» TEXT TO READ:
— BEGIN —

The histogram above shows that the data is not normally distributed, therefore a the Welch's t-test is not an appropriate test of the two samples.

The Mann Whitney U-test can be used to test non-normalaly distributed sets like these.

PS 3.3 Mann-Whitney U-Test¶

In [34]:

import scipy
import scipy.stats


def mann_whitney_plus_means(turnstile_weather):
    '''
    This function consumes the turnstile_weather dataframe containing
    our final turnstile weather data. 
    dataframe.
    
    This function returns:
        1) the mean of entries with rain
        2) the mean of entries without rain
        3) the Mann-Whitney U-statistic and p-value comparing the number of entries
           with rain and the number of entries without rain
    '''
    with_rain = turnstile_weather['ENTRIESn_hourly'][turnstile_weather['rain']==1]
    without_rain = turnstile_weather['ENTRIESn_hourly'][turnstile_weather['rain']==0]
    with_rain_mean = np.mean(with_rain)
    without_rain_mean = np.mean(without_rain)
    U,p = scipy.stats.mannwhitneyu(with_rain, without_rain)
    return with_rain_mean, without_rain_mean, U, p # leave this line for the grader

print 'Test Results:'
print mann_whitney_plus_means(weather_data)

— END —

» PROVIDED MATERIAL:
— BEGIN —

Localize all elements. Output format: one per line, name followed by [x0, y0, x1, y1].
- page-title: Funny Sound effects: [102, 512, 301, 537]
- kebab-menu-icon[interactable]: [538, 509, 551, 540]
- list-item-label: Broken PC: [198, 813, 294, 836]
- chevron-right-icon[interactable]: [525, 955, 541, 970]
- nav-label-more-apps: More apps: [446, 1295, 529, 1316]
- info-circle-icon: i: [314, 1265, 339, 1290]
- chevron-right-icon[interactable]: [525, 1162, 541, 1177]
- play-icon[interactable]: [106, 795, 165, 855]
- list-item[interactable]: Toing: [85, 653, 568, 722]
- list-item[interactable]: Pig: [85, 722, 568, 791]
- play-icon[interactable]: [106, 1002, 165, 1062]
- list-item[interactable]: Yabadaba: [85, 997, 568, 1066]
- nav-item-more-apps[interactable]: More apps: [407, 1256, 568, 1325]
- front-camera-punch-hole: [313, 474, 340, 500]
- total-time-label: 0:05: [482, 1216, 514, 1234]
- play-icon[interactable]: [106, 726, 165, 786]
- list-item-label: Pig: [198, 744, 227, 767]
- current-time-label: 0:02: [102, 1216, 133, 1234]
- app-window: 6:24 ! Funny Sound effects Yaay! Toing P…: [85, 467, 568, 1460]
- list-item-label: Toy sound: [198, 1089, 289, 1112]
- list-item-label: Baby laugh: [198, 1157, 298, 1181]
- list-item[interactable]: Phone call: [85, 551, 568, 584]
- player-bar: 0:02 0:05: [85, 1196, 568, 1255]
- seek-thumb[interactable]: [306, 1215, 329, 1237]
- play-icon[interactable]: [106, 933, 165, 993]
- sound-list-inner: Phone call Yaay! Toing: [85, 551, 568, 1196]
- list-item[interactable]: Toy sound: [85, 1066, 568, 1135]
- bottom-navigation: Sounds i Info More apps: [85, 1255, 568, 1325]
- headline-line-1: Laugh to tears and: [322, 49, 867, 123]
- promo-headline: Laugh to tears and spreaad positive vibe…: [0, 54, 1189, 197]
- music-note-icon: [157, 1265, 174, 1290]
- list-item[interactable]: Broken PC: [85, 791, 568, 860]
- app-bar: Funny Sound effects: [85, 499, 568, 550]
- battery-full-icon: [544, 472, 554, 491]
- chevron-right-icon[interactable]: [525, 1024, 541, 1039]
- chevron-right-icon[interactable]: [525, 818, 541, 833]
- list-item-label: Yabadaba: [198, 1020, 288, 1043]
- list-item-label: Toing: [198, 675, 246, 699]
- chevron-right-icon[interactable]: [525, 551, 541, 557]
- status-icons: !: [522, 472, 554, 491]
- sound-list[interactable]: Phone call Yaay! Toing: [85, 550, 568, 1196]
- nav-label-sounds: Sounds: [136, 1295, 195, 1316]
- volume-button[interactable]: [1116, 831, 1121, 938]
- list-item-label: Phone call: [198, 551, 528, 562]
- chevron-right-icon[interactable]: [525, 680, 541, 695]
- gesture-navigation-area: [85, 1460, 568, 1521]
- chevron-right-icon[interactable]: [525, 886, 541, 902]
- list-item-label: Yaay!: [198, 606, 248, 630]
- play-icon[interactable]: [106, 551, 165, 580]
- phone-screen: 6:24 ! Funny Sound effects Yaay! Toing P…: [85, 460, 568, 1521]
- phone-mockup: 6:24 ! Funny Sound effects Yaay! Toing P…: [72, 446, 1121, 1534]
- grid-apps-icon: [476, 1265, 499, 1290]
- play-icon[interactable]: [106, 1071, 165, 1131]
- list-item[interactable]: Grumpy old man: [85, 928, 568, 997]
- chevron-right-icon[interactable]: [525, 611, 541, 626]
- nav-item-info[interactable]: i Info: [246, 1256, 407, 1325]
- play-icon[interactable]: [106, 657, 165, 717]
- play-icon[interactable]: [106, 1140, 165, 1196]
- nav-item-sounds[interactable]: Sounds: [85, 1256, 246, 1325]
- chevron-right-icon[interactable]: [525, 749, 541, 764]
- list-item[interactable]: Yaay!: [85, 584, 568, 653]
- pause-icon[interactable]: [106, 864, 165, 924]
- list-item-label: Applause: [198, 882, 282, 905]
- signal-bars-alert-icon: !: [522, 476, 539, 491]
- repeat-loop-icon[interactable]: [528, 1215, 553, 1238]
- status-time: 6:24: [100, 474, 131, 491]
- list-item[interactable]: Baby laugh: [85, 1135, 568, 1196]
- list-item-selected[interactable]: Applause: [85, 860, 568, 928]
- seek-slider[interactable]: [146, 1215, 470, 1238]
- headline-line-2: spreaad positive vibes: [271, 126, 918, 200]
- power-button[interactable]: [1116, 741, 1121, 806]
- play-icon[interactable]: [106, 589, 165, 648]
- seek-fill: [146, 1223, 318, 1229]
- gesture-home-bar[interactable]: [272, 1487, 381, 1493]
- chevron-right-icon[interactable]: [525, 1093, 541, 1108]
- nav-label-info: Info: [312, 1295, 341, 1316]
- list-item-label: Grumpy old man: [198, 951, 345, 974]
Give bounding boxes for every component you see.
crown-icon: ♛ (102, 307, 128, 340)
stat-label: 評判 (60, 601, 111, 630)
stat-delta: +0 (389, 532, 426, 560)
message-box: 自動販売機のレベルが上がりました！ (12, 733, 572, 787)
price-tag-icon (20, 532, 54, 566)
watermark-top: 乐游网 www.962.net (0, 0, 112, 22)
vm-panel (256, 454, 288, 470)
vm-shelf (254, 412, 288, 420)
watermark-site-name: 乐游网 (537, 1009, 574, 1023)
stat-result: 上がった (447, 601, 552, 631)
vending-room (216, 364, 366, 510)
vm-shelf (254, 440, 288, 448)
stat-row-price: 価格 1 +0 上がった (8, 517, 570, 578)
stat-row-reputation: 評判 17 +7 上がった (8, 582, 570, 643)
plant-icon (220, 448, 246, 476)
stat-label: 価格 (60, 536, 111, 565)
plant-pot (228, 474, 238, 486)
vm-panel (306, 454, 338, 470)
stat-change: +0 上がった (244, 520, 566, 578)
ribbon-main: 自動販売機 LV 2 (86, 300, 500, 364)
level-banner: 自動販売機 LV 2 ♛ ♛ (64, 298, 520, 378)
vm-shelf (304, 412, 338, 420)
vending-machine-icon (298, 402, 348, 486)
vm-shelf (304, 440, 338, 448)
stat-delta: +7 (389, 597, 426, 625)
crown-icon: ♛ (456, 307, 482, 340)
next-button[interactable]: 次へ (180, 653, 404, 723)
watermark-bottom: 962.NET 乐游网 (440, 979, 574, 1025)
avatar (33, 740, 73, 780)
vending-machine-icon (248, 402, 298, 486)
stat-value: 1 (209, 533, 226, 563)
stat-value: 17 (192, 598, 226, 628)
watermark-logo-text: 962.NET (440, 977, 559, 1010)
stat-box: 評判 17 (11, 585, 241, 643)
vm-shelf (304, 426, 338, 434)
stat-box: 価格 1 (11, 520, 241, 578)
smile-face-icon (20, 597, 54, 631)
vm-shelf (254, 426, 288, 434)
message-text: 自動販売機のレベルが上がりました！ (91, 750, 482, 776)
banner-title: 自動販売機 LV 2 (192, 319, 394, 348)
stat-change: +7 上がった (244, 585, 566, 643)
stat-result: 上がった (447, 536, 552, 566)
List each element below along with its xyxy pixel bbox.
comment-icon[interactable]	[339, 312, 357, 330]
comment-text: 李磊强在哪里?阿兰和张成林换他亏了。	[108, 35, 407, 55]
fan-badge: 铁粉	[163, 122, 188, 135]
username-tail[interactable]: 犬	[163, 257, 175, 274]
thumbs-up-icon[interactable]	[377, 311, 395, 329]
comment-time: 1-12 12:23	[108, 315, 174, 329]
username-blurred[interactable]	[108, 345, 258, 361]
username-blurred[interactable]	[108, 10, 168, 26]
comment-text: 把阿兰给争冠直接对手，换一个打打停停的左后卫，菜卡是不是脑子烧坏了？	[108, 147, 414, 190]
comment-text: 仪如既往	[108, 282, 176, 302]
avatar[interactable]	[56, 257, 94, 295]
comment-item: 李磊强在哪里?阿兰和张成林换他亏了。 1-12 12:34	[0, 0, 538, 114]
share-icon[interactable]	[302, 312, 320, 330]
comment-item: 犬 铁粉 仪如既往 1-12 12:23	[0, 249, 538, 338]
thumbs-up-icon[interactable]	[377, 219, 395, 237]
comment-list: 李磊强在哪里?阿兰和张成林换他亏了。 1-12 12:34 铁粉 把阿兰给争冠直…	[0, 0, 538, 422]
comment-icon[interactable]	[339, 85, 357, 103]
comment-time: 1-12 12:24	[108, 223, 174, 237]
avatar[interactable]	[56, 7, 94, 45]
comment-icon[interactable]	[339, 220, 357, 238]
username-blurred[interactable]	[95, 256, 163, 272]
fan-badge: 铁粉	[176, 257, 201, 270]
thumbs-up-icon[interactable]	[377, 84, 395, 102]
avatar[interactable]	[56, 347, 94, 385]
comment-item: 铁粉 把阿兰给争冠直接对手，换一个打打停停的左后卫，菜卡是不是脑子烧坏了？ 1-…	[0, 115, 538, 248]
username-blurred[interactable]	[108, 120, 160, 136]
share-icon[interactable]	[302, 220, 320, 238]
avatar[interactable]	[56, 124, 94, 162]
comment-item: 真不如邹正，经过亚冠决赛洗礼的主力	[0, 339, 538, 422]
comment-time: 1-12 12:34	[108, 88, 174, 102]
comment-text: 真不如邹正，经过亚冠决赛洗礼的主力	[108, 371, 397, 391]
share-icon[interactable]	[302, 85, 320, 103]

— END —

» PARTS OF THE EXERCISE:
a) Summarize the text on the Mann-Whitney U-test in two sentences.
b) Write the next part of the text on the Mann-Whitney U-test, picking up after its final line.
The records were taken from a separate source.

» RESULTS:
a) The histogram shows that the data is not normally distributed, so Welch's t-test is not appropriate, and the Mann-Whitney U-test can be used for non-normally distributed sets like these. A function splits the hourly entries in the turnstile weather data by rain and returns the mean of entries with rain, the mean without rain, and the Mann-Whitney U-statistic and p-value comparing the two.

b)
Test Results:
(2028.1960354720918, 1845.5394386644084, 153635120.5, 2.7410695712437496e-06)

PS 3.4 Ridership on Rainy vs. Nonrainy Days¶

The Mann Whitney U-Test shows that the distributions are statistically different because of the really low value of the p-statistic in it's result of 2.74 x 10^-6 or 0.00000274. Since this is below the 95% CI p-value of 0.05 we can assume that there is a difference between subway ridership on rainy and non-rainy days.

PS 3.5 Linear Regression¶

In [35]:

import statsmodels.api as sm


def linear_regression(features, values):
    """
    Performs linear regression given a data set with an arbitrary number of features.
    """
    features = sm.add_constant(features)
    model = sm.OLS(values,features)
    results = model.fit()
    intercept = results.params[0]
    params = results.params[1:]

    return intercept, params

def predictions(dataframe):
    '''
    The NYC turnstile data is stored in a pandas dataframe called weather_turnstile.
    Using the information stored in the dataframe.  This function predicts the ridership of
    the NYC subway using linear regression with gradient descent.
    '''

    dataframe['day_of_week'] = pd.to_datetime(dataframe['DATEn'])
    dataframe['day_of_week'] = dataframe['day_of_week'].dt.dayofweek

    features = dataframe[['rain','day_of_week','hour']]
    
    dummy_units = pd.get_dummies(dataframe['UNIT'], prefix='unit')
    features = features.join(dummy_units)

    # Values
    values = dataframe['ENTRIESn_hourly']

    # Perform linear regression
    intercept, params = linear_regression(features, values)
    
    predictions = intercept + np.dot(features, params)
   # print intercept
   # print params
    return predictions

print 'Test Results: '

weather_data = pd.read_csv('turnstile_weather_v2.csv')
print predictions(weather_data)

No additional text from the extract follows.